▶ [Your objective] Pictures do not belong in your copy. Repeat all the other data exactly.

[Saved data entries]
--------------------------------------------------

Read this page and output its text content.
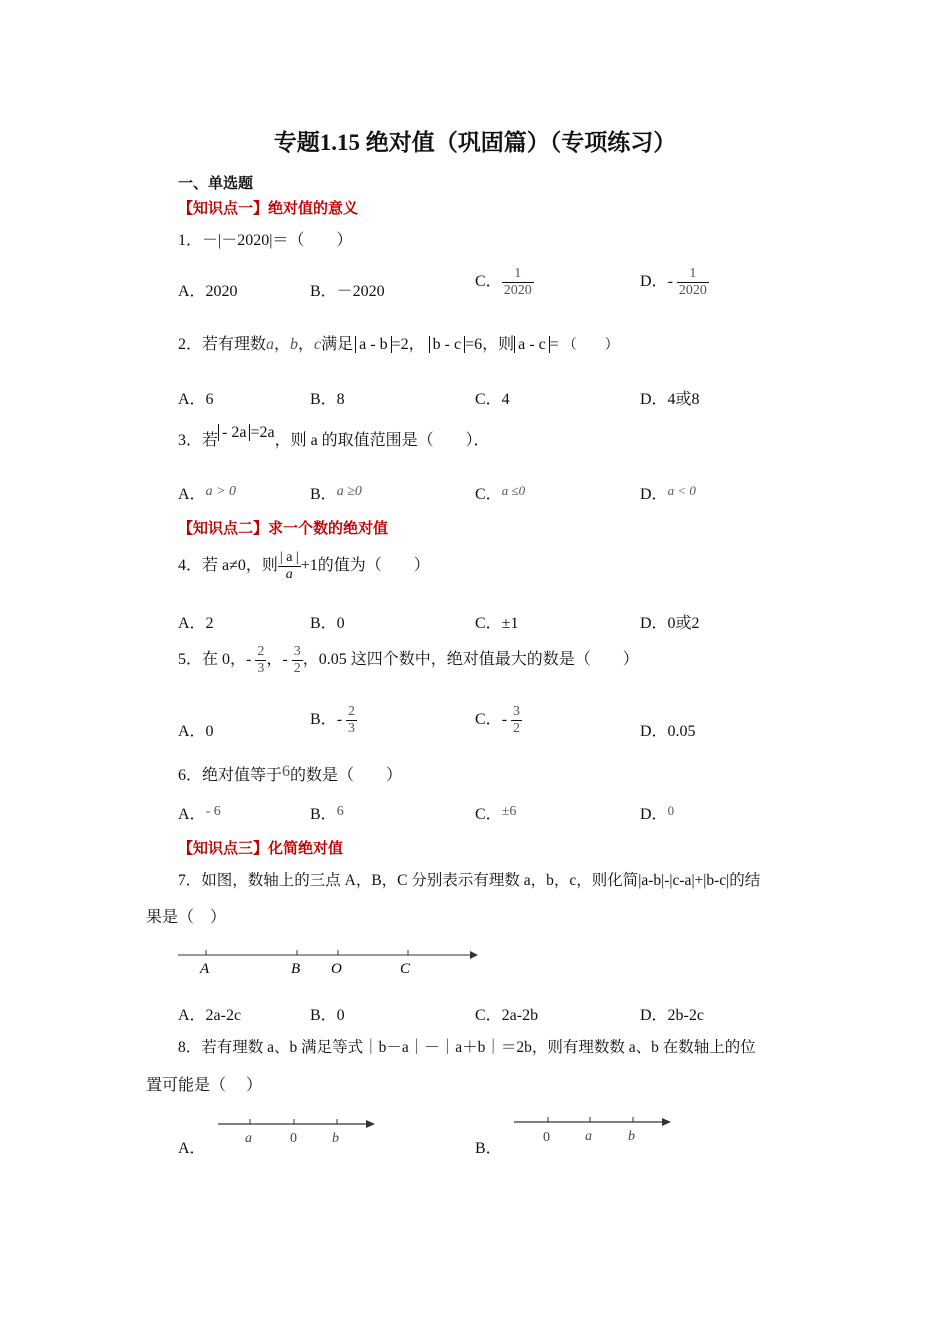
专题1.15 绝对值（巩固篇）（专项练习）
一、单选题
【知识点一】绝对值的意义
1．－|－2020|＝（　　）
A．2020	B．－2020
C． $\frac{1}{2020}$	D．- $\frac{1}{2020}$
2．若有理数a，b，c满足 a - b =2， b - c =6，则 a - c = （　　）
A．6	B．8	C．4	D．4或8
3．若 - 2a =2a，则 a 的取值范围是（　　）．
A．a > 0	B．a ≥0	C．$^{a \le 0}$	D．$^{a < 0}$
【知识点二】求一个数的绝对值
4．若 a≠0，则 $\frac{| a |}{a} +1$的值为（　　）
A．2	B．0	C．±1	D．0或2
5．在 0，- $\frac{2}{3}$ ，- $\frac{3}{2}$ ，0.05 这四个数中，绝对值最大的数是（　　）
A．0
B．- $\frac{2}{3}$	C．- $\frac{3}{2}$	D．0.05
6．绝对值等于6的数是（　　）
A．- 6	B．6	C．±6	D．$^0$
【知识点三】化简绝对值
7．如图，数轴上的三点 A，B，C 分别表示有理数 a，b，c，则化简|a-b|-|c-a|+|b-c|的结
果是（　）
A	B O	C
A．2a-2c	B．0	C．2a-2b	D．2b-2c
8．若有理数 a、b 满足等式｜b－a｜－｜a＋b｜＝2b，则有理数数 a、b 在数轴上的位
置可能是（　 ）
A．
a	0	b
B．
0	a	b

--------------------------------------------------

▶ [Full response]
Read this page and output its text content.
专题1.15 绝对值（巩固篇）（专项练习）
一、单选题
【知识点一】绝对值的意义
1．－|－2020|＝（　　）
A．2020	B．－2020
C． $\frac{1}{2020}$	D．- $\frac{1}{2020}$
2．若有理数a，b，c满足 a - b =2， b - c =6，则 a - c = （　　）
A．6	B．8	C．4	D．4或8
3．若 - 2a =2a，则 a 的取值范围是（　　）．
A．a > 0	B．a ≥0	C．$^{a \le 0}$	D．$^{a < 0}$
【知识点二】求一个数的绝对值
4．若 a≠0，则 $\frac{| a |}{a} +1$的值为（　　）
A．2	B．0	C．±1	D．0或2
5．在 0，- $\frac{2}{3}$ ，- $\frac{3}{2}$ ，0.05 这四个数中，绝对值最大的数是（　　）
A．0
B．- $\frac{2}{3}$	C．- $\frac{3}{2}$	D．0.05
6．绝对值等于6的数是（　　）
A．- 6	B．6	C．±6	D．$^0$
【知识点三】化简绝对值
7．如图，数轴上的三点 A，B，C 分别表示有理数 a，b，c，则化简|a-b|-|c-a|+|b-c|的结
果是（　）
A	B O	C
A．2a-2c	B．0	C．2a-2b	D．2b-2c
8．若有理数 a、b 满足等式｜b－a｜－｜a＋b｜＝2b，则有理数数 a、b 在数轴上的位
置可能是（　 ）
A．
a	0	b
B．
0	a	b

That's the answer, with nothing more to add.